[Goal of the exercise] In the data below, locate each line with the word "конце" and list it.

Collected data:
☆ ☆ ☆ ☆ ☆ ☆ ☆

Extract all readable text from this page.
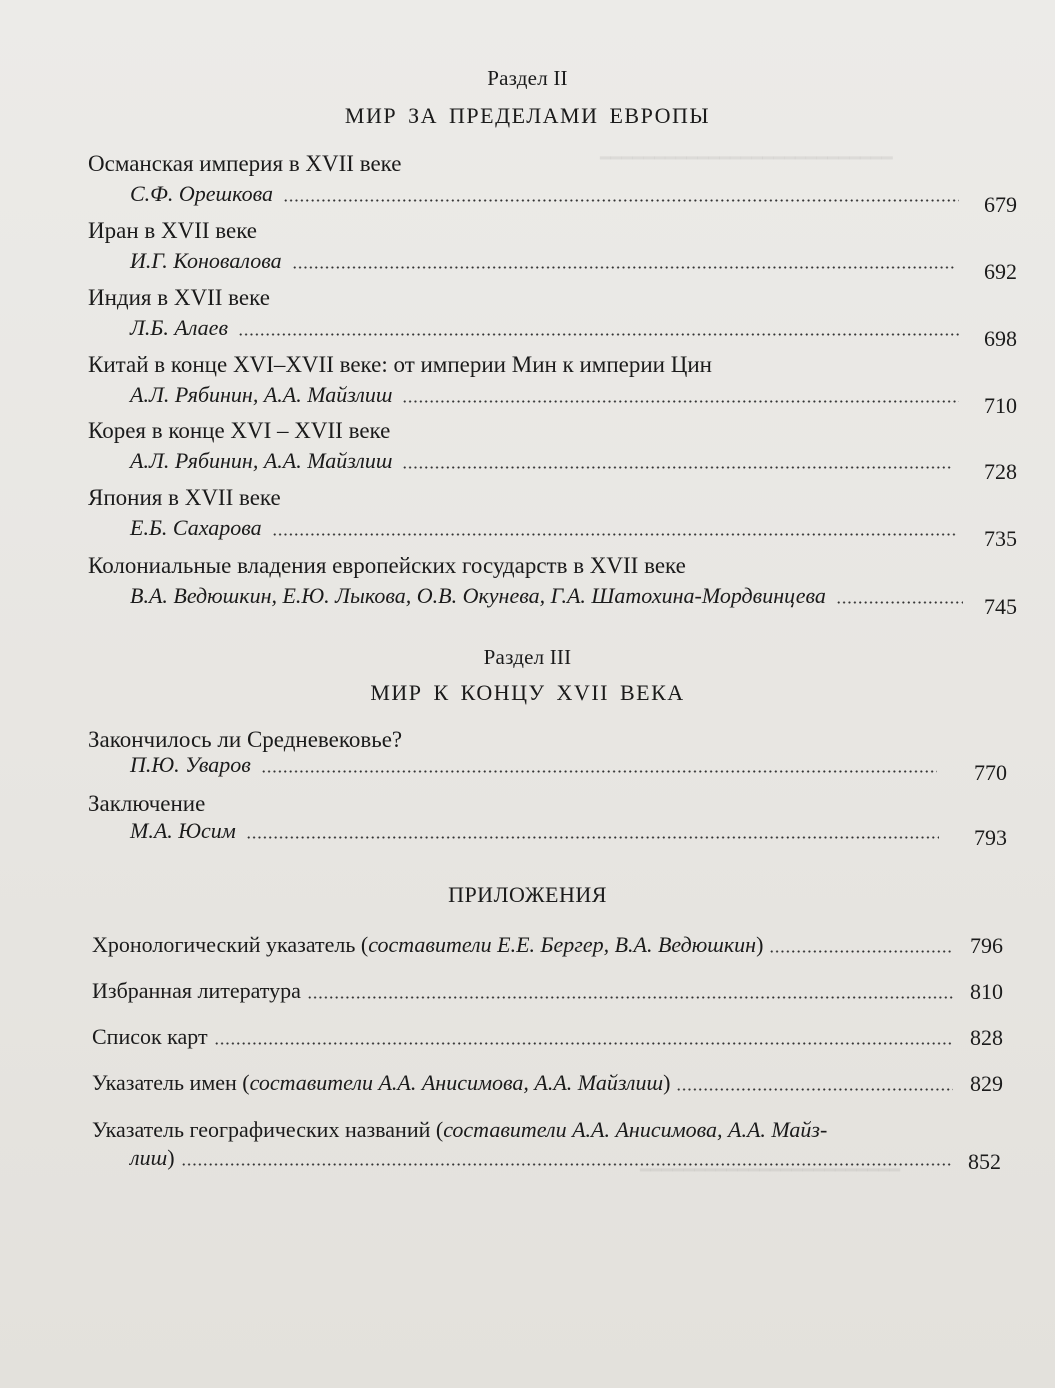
━━━━━━━━━━━━━━━━━━━━━━━━━━━
━━━━━━━━━━━━━━━━━━━━━━━━
Раздел II
МИР ЗА ПРЕДЕЛАМИ ЕВРОПЫ
Османская империя в XVII веке
С.Ф. Орешкова	679
Иран в XVII веке
И.Г. Коновалова	692
Индия в XVII веке
Л.Б. Алаев	698
Китай в конце XVI–XVII веке: от империи Мин к империи Цин
А.Л. Рябинин, А.А. Майзлиш	710
Корея в конце XVI – XVII веке
А.Л. Рябинин, А.А. Майзлиш	728
Япония в XVII веке
Е.Б. Сахарова	735
Колониальные владения европейских государств в XVII веке
В.А. Ведюшкин, Е.Ю. Лыкова, О.В. Окунева, Г.А. Шатохина-Мордвинцева	745
Раздел III
МИР К КОНЦУ XVII ВЕКА
Закончилось ли Средневековье?
П.Ю. Уваров	770
Заключение
М.А. Юсим	793
ПРИЛОЖЕНИЯ
Хронологический указатель (составители Е.Е. Бергер, В.А. Ведюшкин)	796
Избранная литература	810
Список карт	828
Указатель имен (составители А.А. Анисимова, А.А. Майзлиш)	829
Указатель географических названий (составители А.А. Анисимова, А.А. Майз-
лиш)	852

☆ ☆ ☆ ☆ ☆ ☆ ☆

[Full solution]
Китай в конце XVI–XVII веке: от империи Мин к империи Цин
Корея в конце XVI – XVII веке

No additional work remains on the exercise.